> _Data records_
-- start --

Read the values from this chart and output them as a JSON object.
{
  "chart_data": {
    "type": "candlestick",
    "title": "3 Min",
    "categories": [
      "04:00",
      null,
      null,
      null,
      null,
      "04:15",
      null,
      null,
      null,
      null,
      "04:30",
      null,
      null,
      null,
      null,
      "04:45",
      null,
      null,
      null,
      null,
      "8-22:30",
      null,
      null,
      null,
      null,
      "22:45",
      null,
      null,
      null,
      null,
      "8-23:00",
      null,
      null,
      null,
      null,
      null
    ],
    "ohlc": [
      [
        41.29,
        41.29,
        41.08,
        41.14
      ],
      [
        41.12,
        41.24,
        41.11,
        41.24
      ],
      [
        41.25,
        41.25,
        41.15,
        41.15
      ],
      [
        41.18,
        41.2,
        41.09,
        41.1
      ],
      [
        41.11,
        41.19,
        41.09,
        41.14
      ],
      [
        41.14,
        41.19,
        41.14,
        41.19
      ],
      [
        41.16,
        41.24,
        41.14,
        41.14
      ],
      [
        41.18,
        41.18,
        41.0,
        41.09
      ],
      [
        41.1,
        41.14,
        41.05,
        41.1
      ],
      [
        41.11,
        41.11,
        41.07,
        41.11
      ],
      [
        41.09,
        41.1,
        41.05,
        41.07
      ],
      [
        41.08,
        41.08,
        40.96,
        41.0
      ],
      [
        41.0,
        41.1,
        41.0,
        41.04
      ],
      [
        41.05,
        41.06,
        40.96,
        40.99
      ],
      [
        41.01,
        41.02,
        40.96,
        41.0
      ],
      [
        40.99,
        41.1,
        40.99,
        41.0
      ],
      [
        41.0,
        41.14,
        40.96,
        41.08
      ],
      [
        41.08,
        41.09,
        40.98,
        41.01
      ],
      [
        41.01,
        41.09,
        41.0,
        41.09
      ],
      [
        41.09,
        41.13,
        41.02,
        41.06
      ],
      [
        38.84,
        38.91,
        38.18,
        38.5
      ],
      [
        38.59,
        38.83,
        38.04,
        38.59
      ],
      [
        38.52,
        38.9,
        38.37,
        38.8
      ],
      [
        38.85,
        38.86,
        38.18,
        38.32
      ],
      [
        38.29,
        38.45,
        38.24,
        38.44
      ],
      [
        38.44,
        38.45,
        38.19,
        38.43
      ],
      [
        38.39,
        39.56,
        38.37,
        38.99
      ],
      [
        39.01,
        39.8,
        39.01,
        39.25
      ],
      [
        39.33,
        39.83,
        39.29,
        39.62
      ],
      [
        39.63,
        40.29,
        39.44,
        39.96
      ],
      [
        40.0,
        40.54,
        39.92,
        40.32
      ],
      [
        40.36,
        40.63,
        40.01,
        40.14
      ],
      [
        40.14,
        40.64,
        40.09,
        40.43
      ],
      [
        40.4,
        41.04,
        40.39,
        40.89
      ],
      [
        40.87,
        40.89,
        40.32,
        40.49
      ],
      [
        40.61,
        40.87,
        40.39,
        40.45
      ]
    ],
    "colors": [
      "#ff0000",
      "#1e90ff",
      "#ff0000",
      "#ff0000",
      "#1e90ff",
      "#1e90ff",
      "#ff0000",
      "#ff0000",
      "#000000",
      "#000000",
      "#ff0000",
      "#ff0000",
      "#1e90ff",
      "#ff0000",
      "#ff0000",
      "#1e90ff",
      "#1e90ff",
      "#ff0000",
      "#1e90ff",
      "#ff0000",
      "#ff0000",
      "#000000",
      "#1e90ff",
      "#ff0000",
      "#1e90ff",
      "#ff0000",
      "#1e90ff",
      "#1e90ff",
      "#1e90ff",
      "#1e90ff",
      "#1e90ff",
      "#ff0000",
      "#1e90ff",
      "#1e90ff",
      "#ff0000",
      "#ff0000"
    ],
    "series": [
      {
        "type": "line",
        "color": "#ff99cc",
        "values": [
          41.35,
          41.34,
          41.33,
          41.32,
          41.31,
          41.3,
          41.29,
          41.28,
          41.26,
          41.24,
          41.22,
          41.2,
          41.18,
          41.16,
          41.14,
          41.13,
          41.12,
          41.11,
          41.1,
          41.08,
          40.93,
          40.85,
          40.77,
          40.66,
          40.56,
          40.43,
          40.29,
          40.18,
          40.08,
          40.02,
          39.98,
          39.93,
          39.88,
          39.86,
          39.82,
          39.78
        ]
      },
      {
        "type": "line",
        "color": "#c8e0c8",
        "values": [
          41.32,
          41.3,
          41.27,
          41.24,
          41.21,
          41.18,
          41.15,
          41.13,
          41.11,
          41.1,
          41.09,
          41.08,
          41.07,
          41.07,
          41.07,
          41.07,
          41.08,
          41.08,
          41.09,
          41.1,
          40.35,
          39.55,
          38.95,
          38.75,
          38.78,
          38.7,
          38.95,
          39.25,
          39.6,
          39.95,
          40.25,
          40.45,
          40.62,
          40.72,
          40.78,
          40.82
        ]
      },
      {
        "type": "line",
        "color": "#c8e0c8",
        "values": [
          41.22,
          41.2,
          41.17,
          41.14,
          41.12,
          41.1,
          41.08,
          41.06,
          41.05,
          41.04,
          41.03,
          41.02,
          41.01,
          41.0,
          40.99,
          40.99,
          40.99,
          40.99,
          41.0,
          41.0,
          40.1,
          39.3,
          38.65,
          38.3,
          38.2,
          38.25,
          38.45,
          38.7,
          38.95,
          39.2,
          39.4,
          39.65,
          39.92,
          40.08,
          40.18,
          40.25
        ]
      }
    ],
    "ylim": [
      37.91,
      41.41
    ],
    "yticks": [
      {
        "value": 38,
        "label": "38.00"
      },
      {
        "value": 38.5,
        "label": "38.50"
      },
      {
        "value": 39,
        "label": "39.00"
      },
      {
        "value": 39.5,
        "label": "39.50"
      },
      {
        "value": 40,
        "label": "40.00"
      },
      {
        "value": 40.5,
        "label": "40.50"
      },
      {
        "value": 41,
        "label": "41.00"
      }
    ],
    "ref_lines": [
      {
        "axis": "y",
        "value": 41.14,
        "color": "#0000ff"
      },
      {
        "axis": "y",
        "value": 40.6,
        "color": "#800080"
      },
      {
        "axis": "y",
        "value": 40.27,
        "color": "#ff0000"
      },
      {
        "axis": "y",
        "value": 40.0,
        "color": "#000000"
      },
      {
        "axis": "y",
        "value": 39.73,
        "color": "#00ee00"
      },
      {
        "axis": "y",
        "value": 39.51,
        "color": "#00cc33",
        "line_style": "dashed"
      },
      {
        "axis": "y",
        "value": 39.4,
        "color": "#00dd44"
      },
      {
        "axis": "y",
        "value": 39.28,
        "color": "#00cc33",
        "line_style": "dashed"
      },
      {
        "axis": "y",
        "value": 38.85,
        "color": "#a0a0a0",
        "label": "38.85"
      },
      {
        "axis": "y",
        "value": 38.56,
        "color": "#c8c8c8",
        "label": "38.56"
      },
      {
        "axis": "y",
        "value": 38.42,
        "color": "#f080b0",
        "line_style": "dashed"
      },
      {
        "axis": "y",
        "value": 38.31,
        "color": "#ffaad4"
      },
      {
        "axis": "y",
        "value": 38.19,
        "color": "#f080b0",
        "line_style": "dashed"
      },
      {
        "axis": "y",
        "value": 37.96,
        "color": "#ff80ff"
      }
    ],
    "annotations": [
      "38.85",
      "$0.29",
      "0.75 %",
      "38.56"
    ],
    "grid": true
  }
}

-- end --

> _INSTRUCTIONS TO FOLLOW_
Type the whole listing again, unaltered.

> _EXERCISE RESULT_
Read the values from this chart and output them as a JSON object.
{
  "chart_data": {
    "type": "candlestick",
    "title": "3 Min",
    "categories": [
      "04:00",
      null,
      null,
      null,
      null,
      "04:15",
      null,
      null,
      null,
      null,
      "04:30",
      null,
      null,
      null,
      null,
      "04:45",
      null,
      null,
      null,
      null,
      "8-22:30",
      null,
      null,
      null,
      null,
      "22:45",
      null,
      null,
      null,
      null,
      "8-23:00",
      null,
      null,
      null,
      null,
      null
    ],
    "ohlc": [
      [
        41.29,
        41.29,
        41.08,
        41.14
      ],
      [
        41.12,
        41.24,
        41.11,
        41.24
      ],
      [
        41.25,
        41.25,
        41.15,
        41.15
      ],
      [
        41.18,
        41.2,
        41.09,
        41.1
      ],
      [
        41.11,
        41.19,
        41.09,
        41.14
      ],
      [
        41.14,
        41.19,
        41.14,
        41.19
      ],
      [
        41.16,
        41.24,
        41.14,
        41.14
      ],
      [
        41.18,
        41.18,
        41.0,
        41.09
      ],
      [
        41.1,
        41.14,
        41.05,
        41.1
      ],
      [
        41.11,
        41.11,
        41.07,
        41.11
      ],
      [
        41.09,
        41.1,
        41.05,
        41.07
      ],
      [
        41.08,
        41.08,
        40.96,
        41.0
      ],
      [
        41.0,
        41.1,
        41.0,
        41.04
      ],
      [
        41.05,
        41.06,
        40.96,
        40.99
      ],
      [
        41.01,
        41.02,
        40.96,
        41.0
      ],
      [
        40.99,
        41.1,
        40.99,
        41.0
      ],
      [
        41.0,
        41.14,
        40.96,
        41.08
      ],
      [
        41.08,
        41.09,
        40.98,
        41.01
      ],
      [
        41.01,
        41.09,
        41.0,
        41.09
      ],
      [
        41.09,
        41.13,
        41.02,
        41.06
      ],
      [
        38.84,
        38.91,
        38.18,
        38.5
      ],
      [
        38.59,
        38.83,
        38.04,
        38.59
      ],
      [
        38.52,
        38.9,
        38.37,
        38.8
      ],
      [
        38.85,
        38.86,
        38.18,
        38.32
      ],
      [
        38.29,
        38.45,
        38.24,
        38.44
      ],
      [
        38.44,
        38.45,
        38.19,
        38.43
      ],
      [
        38.39,
        39.56,
        38.37,
        38.99
      ],
      [
        39.01,
        39.8,
        39.01,
        39.25
      ],
      [
        39.33,
        39.83,
        39.29,
        39.62
      ],
      [
        39.63,
        40.29,
        39.44,
        39.96
      ],
      [
        40.0,
        40.54,
        39.92,
        40.32
      ],
      [
        40.36,
        40.63,
        40.01,
        40.14
      ],
      [
        40.14,
        40.64,
        40.09,
        40.43
      ],
      [
        40.4,
        41.04,
        40.39,
        40.89
      ],
      [
        40.87,
        40.89,
        40.32,
        40.49
      ],
      [
        40.61,
        40.87,
        40.39,
        40.45
      ]
    ],
    "colors": [
      "#ff0000",
      "#1e90ff",
      "#ff0000",
      "#ff0000",
      "#1e90ff",
      "#1e90ff",
      "#ff0000",
      "#ff0000",
      "#000000",
      "#000000",
      "#ff0000",
      "#ff0000",
      "#1e90ff",
      "#ff0000",
      "#ff0000",
      "#1e90ff",
      "#1e90ff",
      "#ff0000",
      "#1e90ff",
      "#ff0000",
      "#ff0000",
      "#000000",
      "#1e90ff",
      "#ff0000",
      "#1e90ff",
      "#ff0000",
      "#1e90ff",
      "#1e90ff",
      "#1e90ff",
      "#1e90ff",
      "#1e90ff",
      "#ff0000",
      "#1e90ff",
      "#1e90ff",
      "#ff0000",
      "#ff0000"
    ],
    "series": [
      {
        "type": "line",
        "color": "#ff99cc",
        "values": [
          41.35,
          41.34,
          41.33,
          41.32,
          41.31,
          41.3,
          41.29,
          41.28,
          41.26,
          41.24,
          41.22,
          41.2,
          41.18,
          41.16,
          41.14,
          41.13,
          41.12,
          41.11,
          41.1,
          41.08,
          40.93,
          40.85,
          40.77,
          40.66,
          40.56,
          40.43,
          40.29,
          40.18,
          40.08,
          40.02,
          39.98,
          39.93,
          39.88,
          39.86,
          39.82,
          39.78
        ]
      },
      {
        "type": "line",
        "color": "#c8e0c8",
        "values": [
          41.32,
          41.3,
          41.27,
          41.24,
          41.21,
          41.18,
          41.15,
          41.13,
          41.11,
          41.1,
          41.09,
          41.08,
          41.07,
          41.07,
          41.07,
          41.07,
          41.08,
          41.08,
          41.09,
          41.1,
          40.35,
          39.55,
          38.95,
          38.75,
          38.78,
          38.7,
          38.95,
          39.25,
          39.6,
          39.95,
          40.25,
          40.45,
          40.62,
          40.72,
          40.78,
          40.82
        ]
      },
      {
        "type": "line",
        "color": "#c8e0c8",
        "values": [
          41.22,
          41.2,
          41.17,
          41.14,
          41.12,
          41.1,
          41.08,
          41.06,
          41.05,
          41.04,
          41.03,
          41.02,
          41.01,
          41.0,
          40.99,
          40.99,
          40.99,
          40.99,
          41.0,
          41.0,
          40.1,
          39.3,
          38.65,
          38.3,
          38.2,
          38.25,
          38.45,
          38.7,
          38.95,
          39.2,
          39.4,
          39.65,
          39.92,
          40.08,
          40.18,
          40.25
        ]
      }
    ],
    "ylim": [
      37.91,
      41.41
    ],
    "yticks": [
      {
        "value": 38,
        "label": "38.00"
      },
      {
        "value": 38.5,
        "label": "38.50"
      },
      {
        "value": 39,
        "label": "39.00"
      },
      {
        "value": 39.5,
        "label": "39.50"
      },
      {
        "value": 40,
        "label": "40.00"
      },
      {
        "value": 40.5,
        "label": "40.50"
      },
      {
        "value": 41,
        "label": "41.00"
      }
    ],
    "ref_lines": [
      {
        "axis": "y",
        "value": 41.14,
        "color": "#0000ff"
      },
      {
        "axis": "y",
        "value": 40.6,
        "color": "#800080"
      },
      {
        "axis": "y",
        "value": 40.27,
        "color": "#ff0000"
      },
      {
        "axis": "y",
        "value": 40.0,
        "color": "#000000"
      },
      {
        "axis": "y",
        "value": 39.73,
        "color": "#00ee00"
      },
      {
        "axis": "y",
        "value": 39.51,
        "color": "#00cc33",
        "line_style": "dashed"
      },
      {
        "axis": "y",
        "value": 39.4,
        "color": "#00dd44"
      },
      {
        "axis": "y",
        "value": 39.28,
        "color": "#00cc33",
        "line_style": "dashed"
      },
      {
        "axis": "y",
        "value": 38.85,
        "color": "#a0a0a0",
        "label": "38.85"
      },
      {
        "axis": "y",
        "value": 38.56,
        "color": "#c8c8c8",
        "label": "38.56"
      },
      {
        "axis": "y",
        "value": 38.42,
        "color": "#f080b0",
        "line_style": "dashed"
      },
      {
        "axis": "y",
        "value": 38.31,
        "color": "#ffaad4"
      },
      {
        "axis": "y",
        "value": 38.19,
        "color": "#f080b0",
        "line_style": "dashed"
      },
      {
        "axis": "y",
        "value": 37.96,
        "color": "#ff80ff"
      }
    ],
    "annotations": [
      "38.85",
      "$0.29",
      "0.75 %",
      "38.56"
    ],
    "grid": true
  }
}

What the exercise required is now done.